---------- ENTRIES SHOWN ----------

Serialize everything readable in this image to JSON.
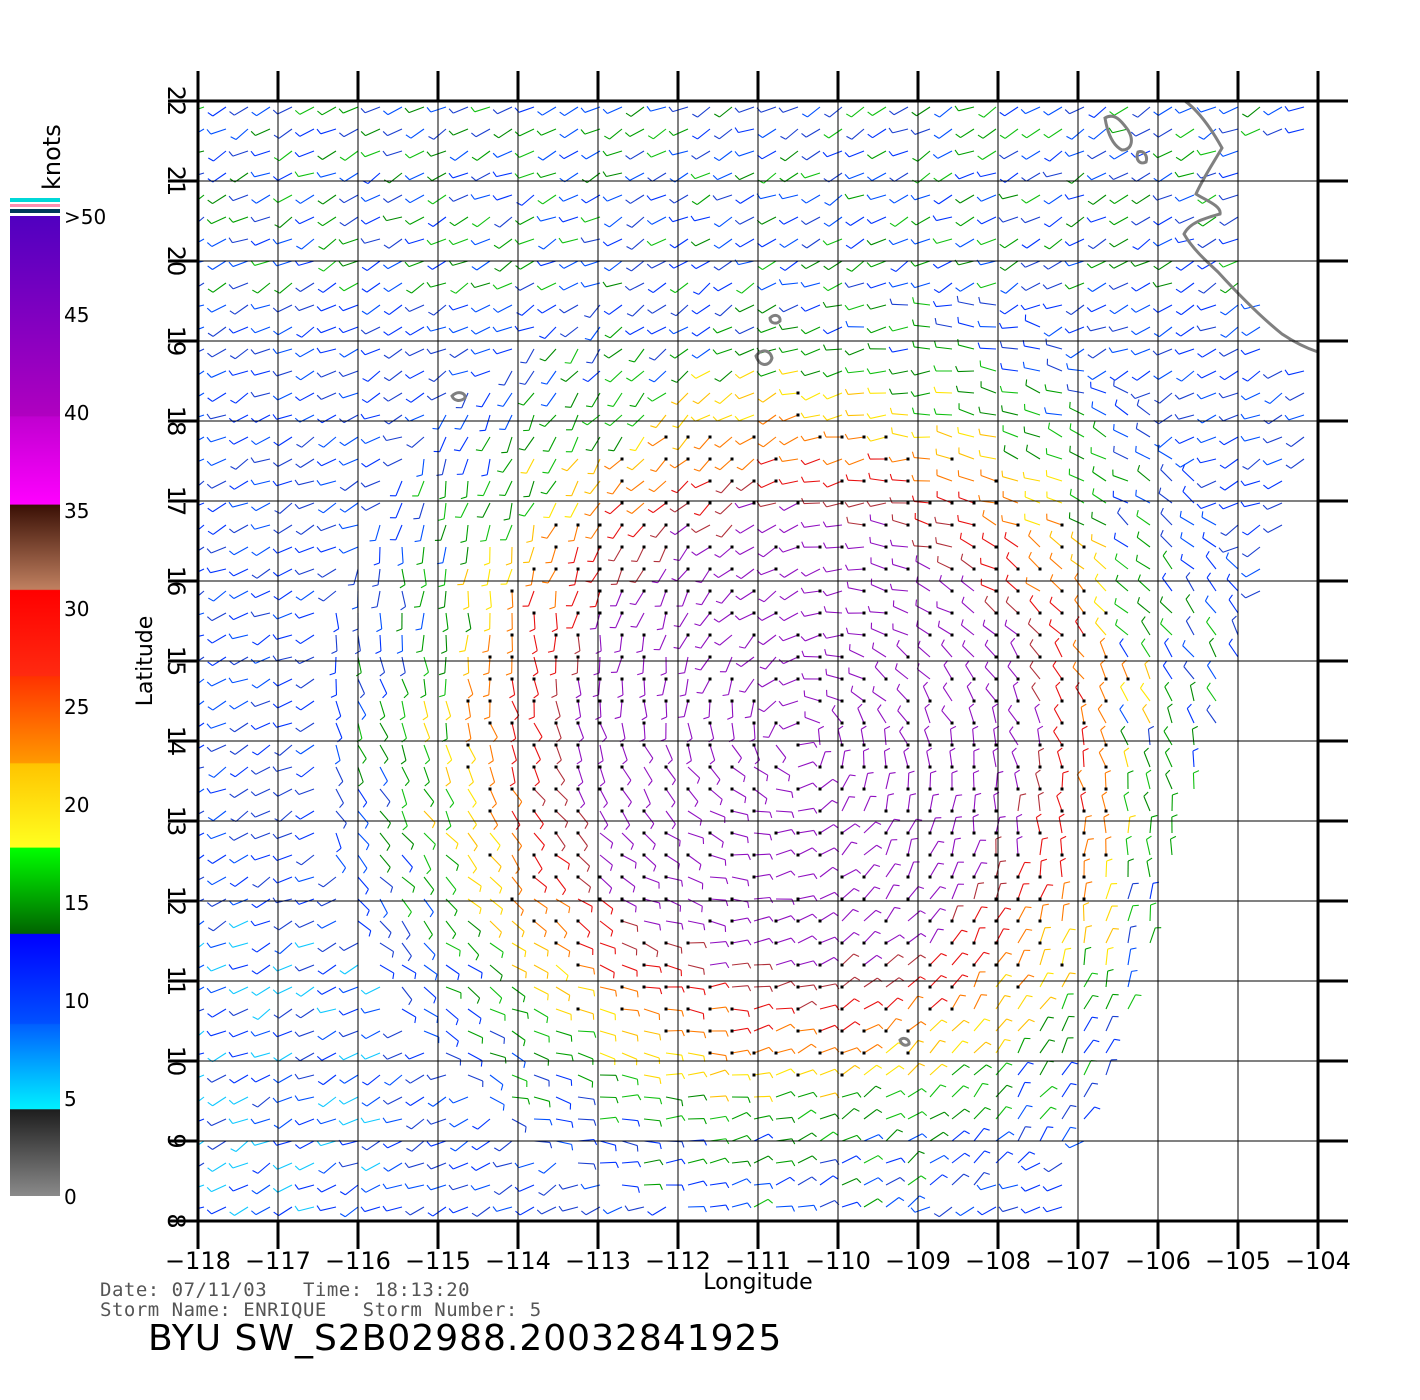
{
  "map": {
    "xlabel": "Longitude",
    "ylabel": "Latitude",
    "lon_range": [
      -118,
      -104
    ],
    "lat_range": [
      8,
      22
    ],
    "lon_ticks": [
      "−118",
      "−117",
      "−116",
      "−115",
      "−114",
      "−113",
      "−112",
      "−111",
      "−110",
      "−109",
      "−108",
      "−107",
      "−106",
      "−105",
      "−104"
    ],
    "lat_ticks": [
      "8",
      "9",
      "10",
      "11",
      "12",
      "13",
      "14",
      "15",
      "16",
      "17",
      "18",
      "19",
      "20",
      "21",
      "22"
    ],
    "grid": true,
    "coastline_color": "#808080",
    "vector_field": "wind barbs (speed-coloured)",
    "storm_center_approx": {
      "lon": -110.5,
      "lat": 14.0
    }
  },
  "color_scale": {
    "unit": "knots",
    "labels": [
      ">50",
      "45",
      "40",
      "35",
      "30",
      "25",
      "20",
      "15",
      "10",
      "5",
      "0"
    ],
    "bands": [
      {
        "from": 0,
        "to": 5,
        "colors": [
          "#8a8a8a",
          "#1e1e1e"
        ]
      },
      {
        "from": 5,
        "to": 10,
        "colors": [
          "#00f0ff",
          "#0060ff"
        ]
      },
      {
        "from": 10,
        "to": 15,
        "colors": [
          "#0050ff",
          "#0000ff"
        ]
      },
      {
        "from": 15,
        "to": 20,
        "colors": [
          "#006400",
          "#00ff00"
        ]
      },
      {
        "from": 20,
        "to": 25,
        "colors": [
          "#ffff20",
          "#ffc400"
        ]
      },
      {
        "from": 25,
        "to": 30,
        "colors": [
          "#ff9900",
          "#ff3300"
        ]
      },
      {
        "from": 30,
        "to": 35,
        "colors": [
          "#ff2a10",
          "#ff0000"
        ]
      },
      {
        "from": 35,
        "to": 40,
        "colors": [
          "#c08060",
          "#3a1005"
        ]
      },
      {
        "from": 40,
        "to": 45,
        "colors": [
          "#ff00ff",
          "#c000d0"
        ]
      },
      {
        "from": 45,
        "to": 50,
        "colors": [
          "#b000c0",
          "#5000c0"
        ]
      }
    ]
  },
  "info": {
    "date_line": "Date: 07/11/03   Time: 18:13:20",
    "storm_line": "Storm Name: ENRIQUE   Storm Number: 5",
    "file_id": "BYU SW_S2B02988.20032841925"
  }
}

----------

### WRITTEN REQUEST
Working from the material above, transcribe it exactly while omitting pictures.

### TASK OUTPUT
Serialize everything readable in this image to JSON.
{
  "map": {
    "xlabel": "Longitude",
    "ylabel": "Latitude",
    "lon_range": [
      -118,
      -104
    ],
    "lat_range": [
      8,
      22
    ],
    "lon_ticks": [
      "−118",
      "−117",
      "−116",
      "−115",
      "−114",
      "−113",
      "−112",
      "−111",
      "−110",
      "−109",
      "−108",
      "−107",
      "−106",
      "−105",
      "−104"
    ],
    "lat_ticks": [
      "8",
      "9",
      "10",
      "11",
      "12",
      "13",
      "14",
      "15",
      "16",
      "17",
      "18",
      "19",
      "20",
      "21",
      "22"
    ],
    "grid": true,
    "coastline_color": "#808080",
    "vector_field": "wind barbs (speed-coloured)",
    "storm_center_approx": {
      "lon": -110.5,
      "lat": 14.0
    }
  },
  "color_scale": {
    "unit": "knots",
    "labels": [
      ">50",
      "45",
      "40",
      "35",
      "30",
      "25",
      "20",
      "15",
      "10",
      "5",
      "0"
    ],
    "bands": [
      {
        "from": 0,
        "to": 5,
        "colors": [
          "#8a8a8a",
          "#1e1e1e"
        ]
      },
      {
        "from": 5,
        "to": 10,
        "colors": [
          "#00f0ff",
          "#0060ff"
        ]
      },
      {
        "from": 10,
        "to": 15,
        "colors": [
          "#0050ff",
          "#0000ff"
        ]
      },
      {
        "from": 15,
        "to": 20,
        "colors": [
          "#006400",
          "#00ff00"
        ]
      },
      {
        "from": 20,
        "to": 25,
        "colors": [
          "#ffff20",
          "#ffc400"
        ]
      },
      {
        "from": 25,
        "to": 30,
        "colors": [
          "#ff9900",
          "#ff3300"
        ]
      },
      {
        "from": 30,
        "to": 35,
        "colors": [
          "#ff2a10",
          "#ff0000"
        ]
      },
      {
        "from": 35,
        "to": 40,
        "colors": [
          "#c08060",
          "#3a1005"
        ]
      },
      {
        "from": 40,
        "to": 45,
        "colors": [
          "#ff00ff",
          "#c000d0"
        ]
      },
      {
        "from": 45,
        "to": 50,
        "colors": [
          "#b000c0",
          "#5000c0"
        ]
      }
    ]
  },
  "info": {
    "date_line": "Date: 07/11/03   Time: 18:13:20",
    "storm_line": "Storm Name: ENRIQUE   Storm Number: 5",
    "file_id": "BYU SW_S2B02988.20032841925"
  }
}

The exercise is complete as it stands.